Records supplied =
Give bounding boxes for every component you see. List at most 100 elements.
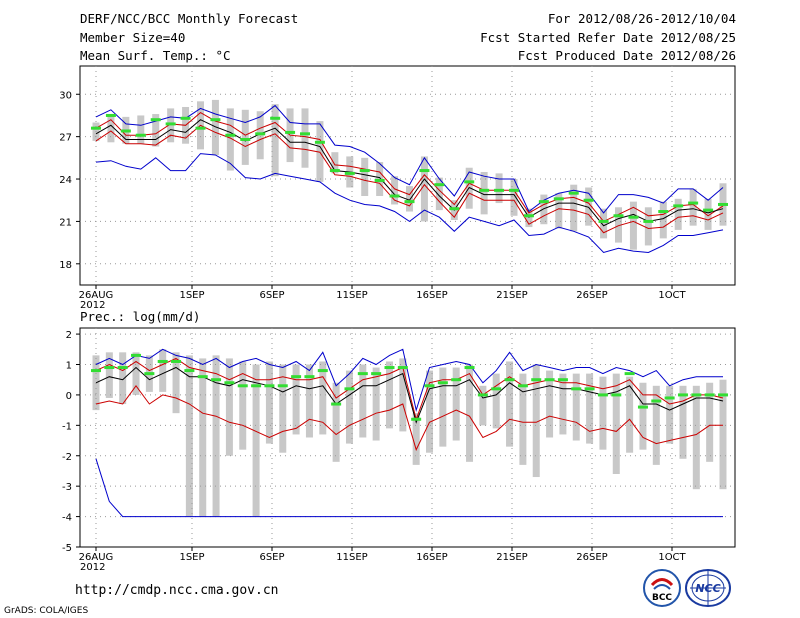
x-tick-label: 6SEP (259, 290, 284, 301)
x-tick-label: 11SEP (336, 552, 367, 563)
ensemble-box (492, 373, 500, 429)
ensemble-box (359, 364, 367, 438)
x-tick-label: 26SEP (576, 552, 607, 563)
ensemble-box (639, 382, 647, 450)
y-tick-label: 24 (59, 175, 72, 186)
ensemble-box (540, 194, 548, 225)
y-tick-label: 18 (59, 260, 72, 271)
ensemble-box (689, 188, 697, 226)
ensemble-box (626, 376, 634, 453)
series-upper-line (95, 357, 724, 421)
ensemble-box (679, 385, 687, 459)
ensemble-box (332, 382, 340, 462)
ensemble-box (107, 114, 115, 143)
ensemble-box (674, 198, 682, 230)
ensemble-box (385, 361, 393, 429)
x-tick-label: 21SEP (496, 552, 527, 563)
source-url[interactable]: http://cmdp.ncc.cma.gov.cn (75, 583, 279, 598)
ensemble-box (692, 385, 700, 490)
ensemble-box (519, 373, 527, 465)
y-tick-label: -2 (62, 452, 72, 463)
series-lower-line (95, 124, 724, 234)
ensemble-box (479, 385, 487, 426)
x-tick-label: 16SEP (416, 552, 447, 563)
grads-credit: GrADS: COLA/IGES (4, 606, 89, 616)
ensemble-box (659, 201, 667, 239)
ensemble-box (546, 370, 554, 438)
ensemble-box (426, 370, 434, 453)
plot-frame (79, 65, 736, 286)
x-tick-label: 2012 (80, 300, 105, 311)
y-tick-label: 0 (66, 391, 72, 402)
ensemble-box (345, 370, 353, 444)
x-tick-label: 26AUG (79, 290, 114, 301)
ensemble-box (510, 179, 518, 216)
ensemble-box (292, 364, 300, 435)
chart-title: DERF/NCC/BCC Monthly Forecast (80, 11, 299, 26)
ensemble-box (452, 367, 460, 441)
ncc-logo: NCC (684, 568, 732, 608)
x-tick-label: 1OCT (658, 552, 686, 563)
ensemble-box (211, 99, 219, 156)
ensemble-box (666, 385, 674, 444)
ensemble-box (301, 108, 309, 168)
ensemble-box (225, 358, 233, 456)
ensemble-box (137, 115, 145, 144)
ensemble-box (185, 355, 193, 517)
y-tick-label: 30 (59, 90, 72, 101)
ensemble-box (599, 376, 607, 450)
ensemble-box (239, 361, 247, 450)
ensemble-box (612, 373, 620, 474)
ensemble-box (412, 413, 420, 465)
ensemble-box (212, 355, 220, 517)
ensemble-box (570, 184, 578, 232)
ensemble-box (652, 385, 660, 465)
y-tick-label: -4 (62, 513, 72, 524)
member-size-label: Member Size=40 (80, 30, 186, 45)
x-tick-label: 1SEP (179, 552, 204, 563)
ensemble-box (406, 186, 413, 212)
ensemble-box (719, 379, 727, 490)
ensemble-box (241, 109, 249, 165)
x-tick-label: 16SEP (416, 290, 447, 301)
ensemble-box (435, 177, 443, 211)
x-tick-label: 1OCT (658, 290, 686, 301)
ensemble-box (706, 382, 714, 462)
ensemble-box (361, 157, 369, 196)
ensemble-box (704, 198, 712, 230)
ensemble-box (159, 349, 167, 392)
ensemble-box (585, 187, 593, 226)
ensemble-box (172, 352, 180, 414)
ensemble-box (391, 176, 399, 205)
ensemble-box (586, 373, 594, 444)
series-min-line (95, 458, 723, 518)
bcc-logo: BCC (642, 568, 682, 608)
forecast-started-date: Fcst Started Refer Date 2012/08/25 (480, 30, 736, 45)
x-tick-label: 1SEP (179, 290, 204, 301)
ensemble-box (532, 364, 540, 478)
ensemble-box (439, 367, 447, 447)
ensemble-box (525, 208, 533, 228)
ensemble-box (506, 361, 514, 447)
ncc-logo-text: NCC (695, 582, 720, 595)
y-tick-label: 27 (59, 133, 72, 144)
ensemble-box (480, 171, 488, 215)
ensemble-box (316, 121, 324, 182)
series-min-line (95, 153, 724, 254)
series-max-line (95, 104, 724, 214)
y-tick-label: -5 (62, 543, 72, 554)
ensemble-box (372, 367, 380, 441)
series-max-line (95, 348, 723, 413)
ensemble-box (119, 352, 127, 405)
x-tick-label: 21SEP (496, 290, 527, 301)
series-lower-line (95, 384, 723, 452)
ensemble-box (420, 156, 428, 222)
forecast-period: For 2012/08/26-2012/10/04 (547, 11, 736, 26)
y-tick-label: 2 (66, 330, 72, 341)
ensemble-box (629, 201, 637, 250)
ensemble-box (331, 152, 339, 174)
ensemble-box (399, 358, 407, 432)
ensemble-box (559, 373, 567, 435)
ensemble-box (495, 173, 503, 204)
x-tick-label: 26SEP (576, 290, 607, 301)
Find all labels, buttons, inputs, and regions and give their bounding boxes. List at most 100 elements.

Set problem =
Format all of the data above as a numbered list. Skip blank lines and leave out the pictures.

Solution =
1. Give bounding boxes for every component you see. List at most 100 elements.
2. x-tick-label: 6SEP (259, 290, 284, 301)
3. x-tick-label: 11SEP (336, 552, 367, 563)
4. ensemble-box (492, 373, 500, 429)
5. ensemble-box (359, 364, 367, 438)
6. x-tick-label: 26SEP (576, 552, 607, 563)
7. ensemble-box (639, 382, 647, 450)
8. y-tick-label: 24 (59, 175, 72, 186)
9. ensemble-box (540, 194, 548, 225)
10. y-tick-label: 18 (59, 260, 72, 271)
11. ensemble-box (689, 188, 697, 226)
12. ensemble-box (626, 376, 634, 453)
13. series-upper-line (95, 357, 724, 421)
14. ensemble-box (679, 385, 687, 459)
15. ensemble-box (332, 382, 340, 462)
16. ensemble-box (107, 114, 115, 143)
17. ensemble-box (674, 198, 682, 230)
18. ensemble-box (385, 361, 393, 429)
19. x-tick-label: 21SEP (496, 552, 527, 563)
20. source-url[interactable]: http://cmdp.ncc.cma.gov.cn (75, 583, 279, 598)
21. ensemble-box (692, 385, 700, 490)
22. ensemble-box (519, 373, 527, 465)
23. y-tick-label: -2 (62, 452, 72, 463)
24. series-lower-line (95, 124, 724, 234)
25. ensemble-box (479, 385, 487, 426)
26. x-tick-label: 16SEP (416, 552, 447, 563)
27. grads-credit: GrADS: COLA/IGES (4, 606, 89, 616)
28. ensemble-box (659, 201, 667, 239)
29. ensemble-box (546, 370, 554, 438)
30. ensemble-box (426, 370, 434, 453)
31. plot-frame (79, 65, 736, 286)
32. x-tick-label: 2012 (80, 300, 105, 311)
33. y-tick-label: 0 (66, 391, 72, 402)
34. ensemble-box (345, 370, 353, 444)
35. x-tick-label: 26AUG (79, 290, 114, 301)
36. ensemble-box (510, 179, 518, 216)
37. ensemble-box (292, 364, 300, 435)
38. chart-title: DERF/NCC/BCC Monthly Forecast (80, 11, 299, 26)
39. ensemble-box (452, 367, 460, 441)
40. ncc-logo: NCC (684, 568, 732, 608)
41. x-tick-label: 1OCT (658, 552, 686, 563)
42. ensemble-box (211, 99, 219, 156)
43. ensemble-box (666, 385, 674, 444)
44. ensemble-box (301, 108, 309, 168)
45. ensemble-box (225, 358, 233, 456)
46. ensemble-box (137, 115, 145, 144)
47. ensemble-box (185, 355, 193, 517)
48. y-tick-label: 30 (59, 90, 72, 101)
49. ensemble-box (599, 376, 607, 450)
50. ensemble-box (239, 361, 247, 450)
51. ensemble-box (612, 373, 620, 474)
52. ensemble-box (412, 413, 420, 465)
53. ensemble-box (212, 355, 220, 517)
54. ensemble-box (570, 184, 578, 232)
55. ensemble-box (652, 385, 660, 465)
56. y-tick-label: -4 (62, 513, 72, 524)
57. member-size-label: Member Size=40 (80, 30, 186, 45)
58. x-tick-label: 1SEP (179, 552, 204, 563)
59. ensemble-box (406, 186, 413, 212)
60. ensemble-box (719, 379, 727, 490)
61. ensemble-box (241, 109, 249, 165)
62. x-tick-label: 16SEP (416, 290, 447, 301)
63. ensemble-box (435, 177, 443, 211)
64. x-tick-label: 1OCT (658, 290, 686, 301)
65. ensemble-box (706, 382, 714, 462)
66. ensemble-box (361, 157, 369, 196)
67. ensemble-box (704, 198, 712, 230)
68. ensemble-box (159, 349, 167, 392)
69. ensemble-box (585, 187, 593, 226)
70. ensemble-box (172, 352, 180, 414)
71. ensemble-box (391, 176, 399, 205)
72. ensemble-box (586, 373, 594, 444)
73. series-min-line (95, 458, 723, 518)
74. bcc-logo: BCC (642, 568, 682, 608)
75. forecast-started-date: Fcst Started Refer Date 2012/08/25 (480, 30, 736, 45)
76. x-tick-label: 1SEP (179, 290, 204, 301)
77. ensemble-box (532, 364, 540, 478)
78. ensemble-box (439, 367, 447, 447)
79. ensemble-box (525, 208, 533, 228)
80. ensemble-box (506, 361, 514, 447)
81. ncc-logo-text: NCC (695, 582, 720, 595)
82. y-tick-label: 27 (59, 133, 72, 144)
83. ensemble-box (480, 171, 488, 215)
84. ensemble-box (316, 121, 324, 182)
85. series-min-line (95, 153, 724, 254)
86. series-max-line (95, 104, 724, 214)
87. y-tick-label: -5 (62, 543, 72, 554)
88. ensemble-box (372, 367, 380, 441)
89. series-max-line (95, 348, 723, 413)
90. ensemble-box (119, 352, 127, 405)
91. x-tick-label: 21SEP (496, 290, 527, 301)
92. series-lower-line (95, 384, 723, 452)
93. ensemble-box (420, 156, 428, 222)
94. forecast-period: For 2012/08/26-2012/10/04 (547, 11, 736, 26)
95. y-tick-label: 2 (66, 330, 72, 341)
96. ensemble-box (629, 201, 637, 250)
97. ensemble-box (331, 152, 339, 174)
98. ensemble-box (399, 358, 407, 432)
99. ensemble-box (559, 373, 567, 435)
100. ensemble-box (495, 173, 503, 204)
101. x-tick-label: 26SEP (576, 290, 607, 301)
102. Find all labels, buttons, inputs, and regions and give their bounding boxes. List at most 100 elements.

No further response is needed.